* _Short problem_: For each line below that includes the word "image", make a copy.
───── Materials provided ─────
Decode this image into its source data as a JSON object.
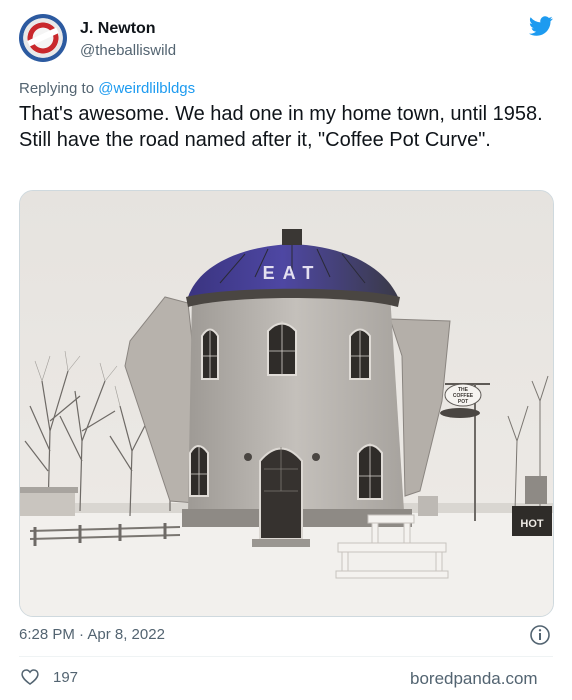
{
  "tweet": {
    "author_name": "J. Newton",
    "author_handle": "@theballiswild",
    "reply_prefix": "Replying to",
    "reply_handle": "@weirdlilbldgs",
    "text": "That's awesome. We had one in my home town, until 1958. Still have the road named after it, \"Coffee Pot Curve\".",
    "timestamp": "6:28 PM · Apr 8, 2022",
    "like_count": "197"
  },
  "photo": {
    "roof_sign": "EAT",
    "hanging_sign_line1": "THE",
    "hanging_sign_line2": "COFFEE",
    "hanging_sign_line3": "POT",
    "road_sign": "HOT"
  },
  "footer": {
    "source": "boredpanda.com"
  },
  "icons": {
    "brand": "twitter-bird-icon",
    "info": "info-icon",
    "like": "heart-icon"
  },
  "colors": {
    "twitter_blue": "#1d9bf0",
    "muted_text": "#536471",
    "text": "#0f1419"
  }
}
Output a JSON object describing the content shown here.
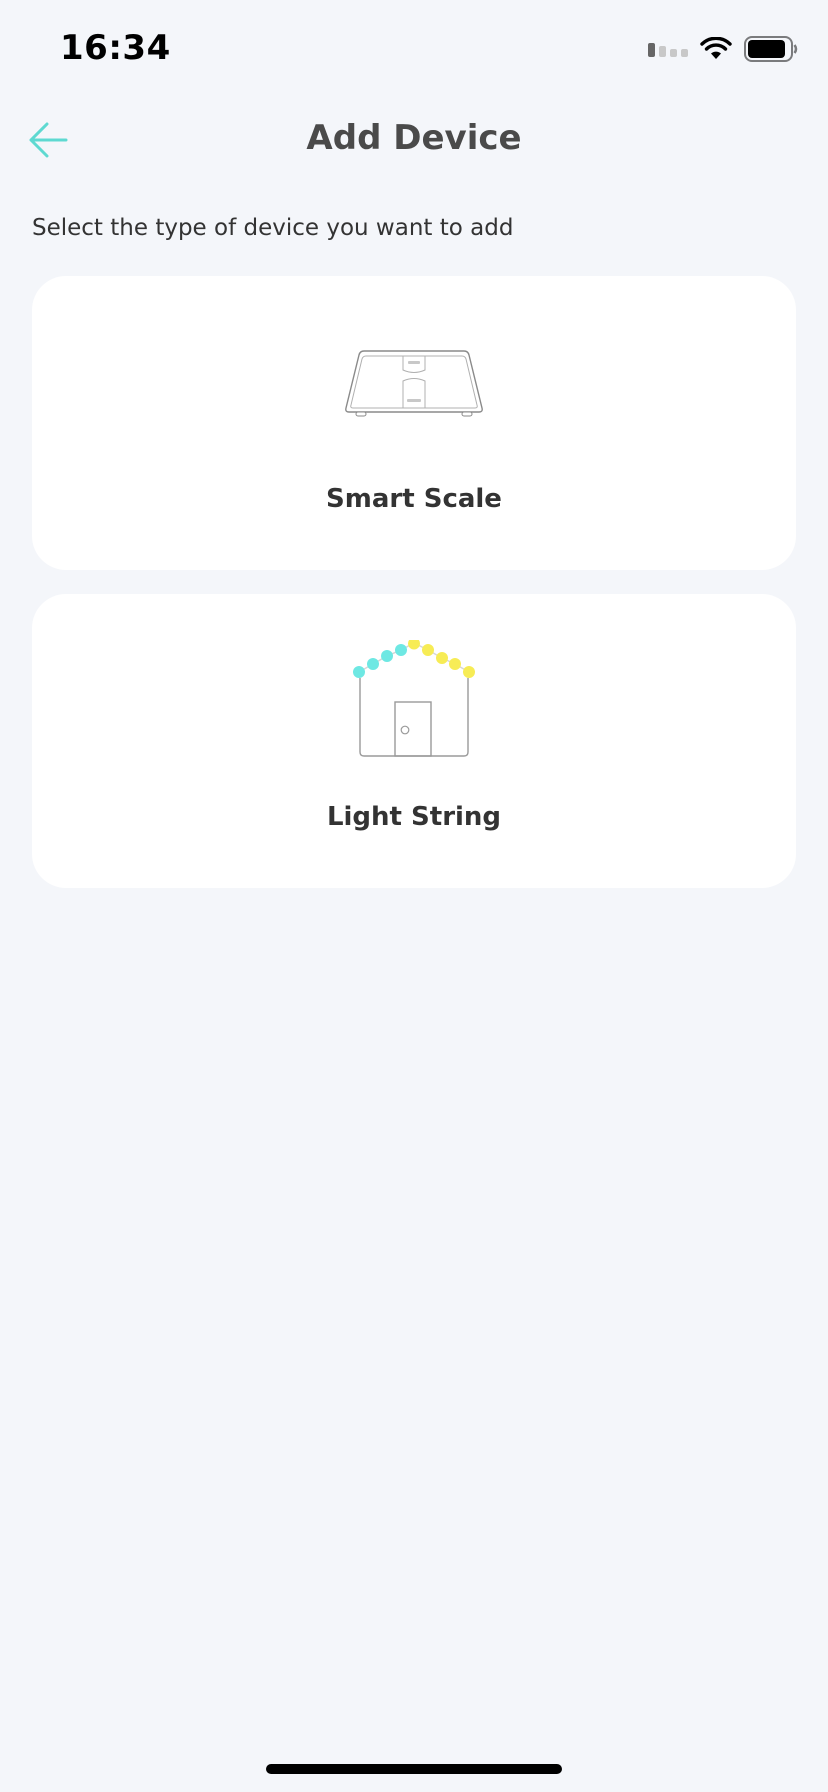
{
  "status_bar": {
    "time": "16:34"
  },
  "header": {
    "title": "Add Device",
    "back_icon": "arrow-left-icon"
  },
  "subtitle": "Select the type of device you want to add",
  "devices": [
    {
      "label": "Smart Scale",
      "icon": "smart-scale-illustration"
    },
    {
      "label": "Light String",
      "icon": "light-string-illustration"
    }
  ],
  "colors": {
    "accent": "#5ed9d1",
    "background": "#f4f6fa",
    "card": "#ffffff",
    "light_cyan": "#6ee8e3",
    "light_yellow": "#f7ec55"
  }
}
─────
───── Materials provided ─────
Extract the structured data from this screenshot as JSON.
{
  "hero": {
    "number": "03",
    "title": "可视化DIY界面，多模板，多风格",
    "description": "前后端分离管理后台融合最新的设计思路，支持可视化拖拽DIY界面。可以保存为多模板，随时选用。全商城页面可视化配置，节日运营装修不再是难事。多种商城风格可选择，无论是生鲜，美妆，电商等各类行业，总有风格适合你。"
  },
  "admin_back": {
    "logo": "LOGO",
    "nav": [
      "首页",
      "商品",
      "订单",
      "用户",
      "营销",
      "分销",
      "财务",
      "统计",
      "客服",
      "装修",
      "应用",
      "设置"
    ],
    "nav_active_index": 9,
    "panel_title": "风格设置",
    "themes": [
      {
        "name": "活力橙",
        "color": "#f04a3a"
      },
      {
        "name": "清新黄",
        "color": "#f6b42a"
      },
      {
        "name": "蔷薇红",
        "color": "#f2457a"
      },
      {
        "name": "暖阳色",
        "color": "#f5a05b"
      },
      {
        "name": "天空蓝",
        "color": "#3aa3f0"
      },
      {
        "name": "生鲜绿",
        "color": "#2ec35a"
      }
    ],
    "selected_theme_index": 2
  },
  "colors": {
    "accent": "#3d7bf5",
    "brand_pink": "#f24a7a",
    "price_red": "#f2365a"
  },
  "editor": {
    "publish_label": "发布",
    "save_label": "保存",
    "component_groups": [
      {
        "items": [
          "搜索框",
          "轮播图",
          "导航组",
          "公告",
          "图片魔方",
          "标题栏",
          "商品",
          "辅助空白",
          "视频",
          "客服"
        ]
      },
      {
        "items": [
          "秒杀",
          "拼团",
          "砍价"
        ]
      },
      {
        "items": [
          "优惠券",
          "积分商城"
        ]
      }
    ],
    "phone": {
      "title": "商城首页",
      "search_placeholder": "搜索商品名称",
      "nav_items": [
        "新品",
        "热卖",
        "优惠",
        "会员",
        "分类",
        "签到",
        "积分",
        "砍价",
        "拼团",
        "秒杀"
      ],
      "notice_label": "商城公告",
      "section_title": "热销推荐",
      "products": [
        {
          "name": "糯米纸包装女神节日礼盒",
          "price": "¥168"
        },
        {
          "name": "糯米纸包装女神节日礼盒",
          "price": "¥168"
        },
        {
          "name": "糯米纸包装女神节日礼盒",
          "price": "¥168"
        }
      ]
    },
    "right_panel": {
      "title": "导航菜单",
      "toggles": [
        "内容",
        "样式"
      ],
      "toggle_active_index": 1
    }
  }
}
─────
───── Materials provided ─────
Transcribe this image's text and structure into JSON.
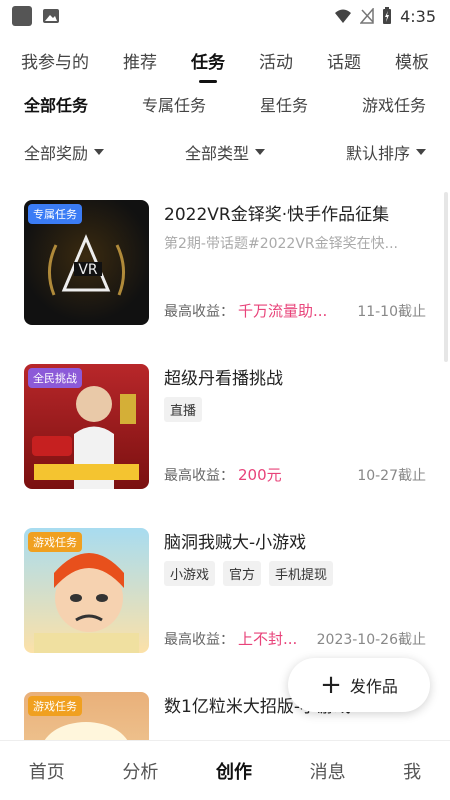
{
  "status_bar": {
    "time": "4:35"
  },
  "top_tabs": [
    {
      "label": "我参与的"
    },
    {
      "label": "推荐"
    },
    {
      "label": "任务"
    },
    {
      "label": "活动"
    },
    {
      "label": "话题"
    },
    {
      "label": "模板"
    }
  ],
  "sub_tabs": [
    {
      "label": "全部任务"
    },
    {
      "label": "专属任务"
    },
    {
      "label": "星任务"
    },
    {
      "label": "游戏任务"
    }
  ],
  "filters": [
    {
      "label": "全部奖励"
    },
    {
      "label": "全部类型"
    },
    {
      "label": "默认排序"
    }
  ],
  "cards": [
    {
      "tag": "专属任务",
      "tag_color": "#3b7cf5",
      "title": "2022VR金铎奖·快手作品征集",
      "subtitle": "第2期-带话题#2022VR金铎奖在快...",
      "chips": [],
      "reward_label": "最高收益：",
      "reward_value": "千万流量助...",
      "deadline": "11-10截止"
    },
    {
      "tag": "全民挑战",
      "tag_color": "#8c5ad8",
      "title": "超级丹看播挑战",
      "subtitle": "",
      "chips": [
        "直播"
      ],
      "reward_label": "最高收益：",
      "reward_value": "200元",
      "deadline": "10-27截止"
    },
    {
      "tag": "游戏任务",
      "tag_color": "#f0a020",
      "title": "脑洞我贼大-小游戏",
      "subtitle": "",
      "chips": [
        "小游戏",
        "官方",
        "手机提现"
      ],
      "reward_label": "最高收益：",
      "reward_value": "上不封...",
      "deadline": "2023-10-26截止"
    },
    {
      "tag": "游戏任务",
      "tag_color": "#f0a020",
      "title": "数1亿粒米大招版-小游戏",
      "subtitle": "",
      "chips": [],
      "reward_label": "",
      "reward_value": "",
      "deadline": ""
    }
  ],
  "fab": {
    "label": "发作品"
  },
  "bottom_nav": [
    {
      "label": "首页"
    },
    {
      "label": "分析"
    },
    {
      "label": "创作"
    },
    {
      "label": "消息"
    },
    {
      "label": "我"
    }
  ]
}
─────
* _Task answer_:
Decode this image into its source data as a JSON object.
Transcribe this image's text and structure into JSON.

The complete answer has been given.